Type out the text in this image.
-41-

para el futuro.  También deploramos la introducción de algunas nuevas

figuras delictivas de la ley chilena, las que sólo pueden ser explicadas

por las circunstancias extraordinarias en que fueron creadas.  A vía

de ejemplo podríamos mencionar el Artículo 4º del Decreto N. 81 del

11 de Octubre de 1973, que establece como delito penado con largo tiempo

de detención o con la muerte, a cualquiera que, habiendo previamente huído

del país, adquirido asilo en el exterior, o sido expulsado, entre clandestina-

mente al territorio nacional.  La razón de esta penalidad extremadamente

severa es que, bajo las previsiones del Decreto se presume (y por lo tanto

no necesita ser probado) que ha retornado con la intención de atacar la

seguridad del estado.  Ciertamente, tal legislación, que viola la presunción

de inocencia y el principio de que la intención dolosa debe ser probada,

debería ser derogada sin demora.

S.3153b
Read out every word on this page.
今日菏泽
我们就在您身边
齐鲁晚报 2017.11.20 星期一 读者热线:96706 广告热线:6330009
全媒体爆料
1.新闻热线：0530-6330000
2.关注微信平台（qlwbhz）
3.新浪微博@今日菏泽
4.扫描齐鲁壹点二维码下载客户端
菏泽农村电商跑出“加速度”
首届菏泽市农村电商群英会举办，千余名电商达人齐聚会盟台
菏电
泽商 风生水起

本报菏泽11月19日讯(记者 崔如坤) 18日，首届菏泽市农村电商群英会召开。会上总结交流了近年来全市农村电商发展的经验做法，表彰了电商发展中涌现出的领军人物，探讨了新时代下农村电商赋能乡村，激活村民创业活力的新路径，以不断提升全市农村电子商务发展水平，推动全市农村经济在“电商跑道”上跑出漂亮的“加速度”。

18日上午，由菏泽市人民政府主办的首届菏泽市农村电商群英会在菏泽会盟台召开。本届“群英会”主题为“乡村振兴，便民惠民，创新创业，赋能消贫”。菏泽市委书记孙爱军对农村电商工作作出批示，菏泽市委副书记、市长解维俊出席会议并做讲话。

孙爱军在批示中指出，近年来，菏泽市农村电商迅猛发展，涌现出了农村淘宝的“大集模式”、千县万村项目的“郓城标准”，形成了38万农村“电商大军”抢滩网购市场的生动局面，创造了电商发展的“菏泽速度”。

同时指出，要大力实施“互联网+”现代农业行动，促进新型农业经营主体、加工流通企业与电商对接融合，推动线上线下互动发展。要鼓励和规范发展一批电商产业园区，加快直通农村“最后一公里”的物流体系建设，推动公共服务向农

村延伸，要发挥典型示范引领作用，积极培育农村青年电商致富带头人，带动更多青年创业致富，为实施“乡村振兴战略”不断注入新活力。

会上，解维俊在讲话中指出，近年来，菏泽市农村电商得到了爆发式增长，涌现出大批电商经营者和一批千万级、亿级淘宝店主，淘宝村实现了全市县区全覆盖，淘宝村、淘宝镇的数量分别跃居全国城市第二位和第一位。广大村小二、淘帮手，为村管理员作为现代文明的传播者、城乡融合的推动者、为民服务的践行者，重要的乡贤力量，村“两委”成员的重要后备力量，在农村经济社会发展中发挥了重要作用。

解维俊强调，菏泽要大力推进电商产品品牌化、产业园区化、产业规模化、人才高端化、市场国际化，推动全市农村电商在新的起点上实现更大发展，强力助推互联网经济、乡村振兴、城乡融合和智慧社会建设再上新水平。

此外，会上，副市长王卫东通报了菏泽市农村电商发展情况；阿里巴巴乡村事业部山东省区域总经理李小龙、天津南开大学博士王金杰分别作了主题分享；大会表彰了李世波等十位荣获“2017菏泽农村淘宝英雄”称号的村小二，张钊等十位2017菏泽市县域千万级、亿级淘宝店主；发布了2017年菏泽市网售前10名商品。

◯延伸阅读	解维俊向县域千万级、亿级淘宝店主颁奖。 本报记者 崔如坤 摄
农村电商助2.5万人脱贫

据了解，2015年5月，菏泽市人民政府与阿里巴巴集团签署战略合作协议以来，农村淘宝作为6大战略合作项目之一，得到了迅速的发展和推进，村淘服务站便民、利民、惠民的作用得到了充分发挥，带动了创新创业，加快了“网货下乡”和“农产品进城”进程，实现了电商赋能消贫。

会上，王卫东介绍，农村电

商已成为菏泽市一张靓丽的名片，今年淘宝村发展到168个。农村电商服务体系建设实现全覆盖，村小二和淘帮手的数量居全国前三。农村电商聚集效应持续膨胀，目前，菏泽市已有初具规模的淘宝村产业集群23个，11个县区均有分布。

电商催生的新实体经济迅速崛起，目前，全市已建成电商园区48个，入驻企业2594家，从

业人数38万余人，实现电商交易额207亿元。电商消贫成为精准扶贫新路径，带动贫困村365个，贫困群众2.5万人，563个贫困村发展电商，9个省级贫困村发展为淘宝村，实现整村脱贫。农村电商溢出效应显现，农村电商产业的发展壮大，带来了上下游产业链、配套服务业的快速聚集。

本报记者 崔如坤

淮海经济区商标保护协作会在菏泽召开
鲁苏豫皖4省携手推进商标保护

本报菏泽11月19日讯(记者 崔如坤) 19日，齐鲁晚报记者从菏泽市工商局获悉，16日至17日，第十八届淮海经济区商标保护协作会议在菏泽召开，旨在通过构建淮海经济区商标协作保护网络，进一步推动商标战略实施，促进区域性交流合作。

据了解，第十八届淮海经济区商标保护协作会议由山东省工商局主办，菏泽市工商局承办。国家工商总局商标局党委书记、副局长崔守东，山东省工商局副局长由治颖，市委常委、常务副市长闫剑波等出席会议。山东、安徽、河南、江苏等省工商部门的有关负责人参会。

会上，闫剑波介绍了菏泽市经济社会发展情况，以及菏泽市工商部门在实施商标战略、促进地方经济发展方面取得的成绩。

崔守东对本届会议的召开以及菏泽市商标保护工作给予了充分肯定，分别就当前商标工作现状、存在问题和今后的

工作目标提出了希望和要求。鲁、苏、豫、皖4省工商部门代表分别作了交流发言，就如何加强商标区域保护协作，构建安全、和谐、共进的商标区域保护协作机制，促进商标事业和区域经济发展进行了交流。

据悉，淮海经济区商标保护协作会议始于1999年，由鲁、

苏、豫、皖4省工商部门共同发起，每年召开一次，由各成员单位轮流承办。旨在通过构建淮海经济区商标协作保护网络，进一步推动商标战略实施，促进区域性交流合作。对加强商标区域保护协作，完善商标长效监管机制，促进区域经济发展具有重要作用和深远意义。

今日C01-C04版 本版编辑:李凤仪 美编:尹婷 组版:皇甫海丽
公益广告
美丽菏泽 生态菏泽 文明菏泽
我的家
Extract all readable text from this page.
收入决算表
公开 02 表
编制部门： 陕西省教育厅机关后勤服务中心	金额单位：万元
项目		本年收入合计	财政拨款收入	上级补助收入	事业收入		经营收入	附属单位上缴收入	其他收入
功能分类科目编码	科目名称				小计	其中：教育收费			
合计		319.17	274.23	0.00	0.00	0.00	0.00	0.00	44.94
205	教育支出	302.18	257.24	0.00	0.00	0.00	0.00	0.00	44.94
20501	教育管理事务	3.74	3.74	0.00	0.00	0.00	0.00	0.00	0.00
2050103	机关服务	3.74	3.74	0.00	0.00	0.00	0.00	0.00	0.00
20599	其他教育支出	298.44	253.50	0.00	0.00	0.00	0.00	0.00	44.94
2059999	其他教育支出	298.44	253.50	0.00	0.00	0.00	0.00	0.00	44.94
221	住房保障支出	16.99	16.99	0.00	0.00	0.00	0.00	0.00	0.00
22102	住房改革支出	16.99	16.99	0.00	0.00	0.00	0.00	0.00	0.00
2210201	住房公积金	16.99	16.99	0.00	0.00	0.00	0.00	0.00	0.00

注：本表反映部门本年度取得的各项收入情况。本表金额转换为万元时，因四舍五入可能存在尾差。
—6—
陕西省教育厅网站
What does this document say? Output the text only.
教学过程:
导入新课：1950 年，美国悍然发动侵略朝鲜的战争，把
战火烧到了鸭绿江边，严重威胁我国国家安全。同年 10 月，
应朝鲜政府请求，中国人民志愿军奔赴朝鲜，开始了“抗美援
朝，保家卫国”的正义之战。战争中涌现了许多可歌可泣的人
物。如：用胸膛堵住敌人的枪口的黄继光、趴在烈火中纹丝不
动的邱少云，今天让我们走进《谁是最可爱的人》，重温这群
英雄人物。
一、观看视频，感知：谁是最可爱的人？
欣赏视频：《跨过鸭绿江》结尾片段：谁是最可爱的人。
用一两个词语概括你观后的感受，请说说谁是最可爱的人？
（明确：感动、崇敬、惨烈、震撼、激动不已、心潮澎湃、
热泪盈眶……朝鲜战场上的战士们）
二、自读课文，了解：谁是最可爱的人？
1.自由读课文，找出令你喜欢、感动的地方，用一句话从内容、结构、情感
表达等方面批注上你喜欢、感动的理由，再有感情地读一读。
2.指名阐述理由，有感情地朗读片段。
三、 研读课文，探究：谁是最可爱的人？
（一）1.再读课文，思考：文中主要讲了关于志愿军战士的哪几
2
------------------------
◆ INSTRUCTIONS FOR THE TASK ◆
Copy every single line of the material above that holds "旨在通过构建淮海经济区商标协作保护网络".

◆ FULL RESPONSE ◆
本报菏泽11月19日讯(记者 崔如坤) 19日，齐鲁晚报记者从菏泽市工商局获悉，16日至17日，第十八届淮海经济区商标保护协作会议在菏泽召开，旨在通过构建淮海经济区商标协作保护网络，进一步推动商标战略实施，促进区域性交流合作。
苏、豫、皖4省工商部门共同发起，每年召开一次，由各成员单位轮流承办。旨在通过构建淮海经济区商标协作保护网络，进一步推动商标战略实施，促进区域性交流合作。对加强商标区域保护协作，完善商标长效监管机制，促进区域经济发展具有重要作用和深远意义。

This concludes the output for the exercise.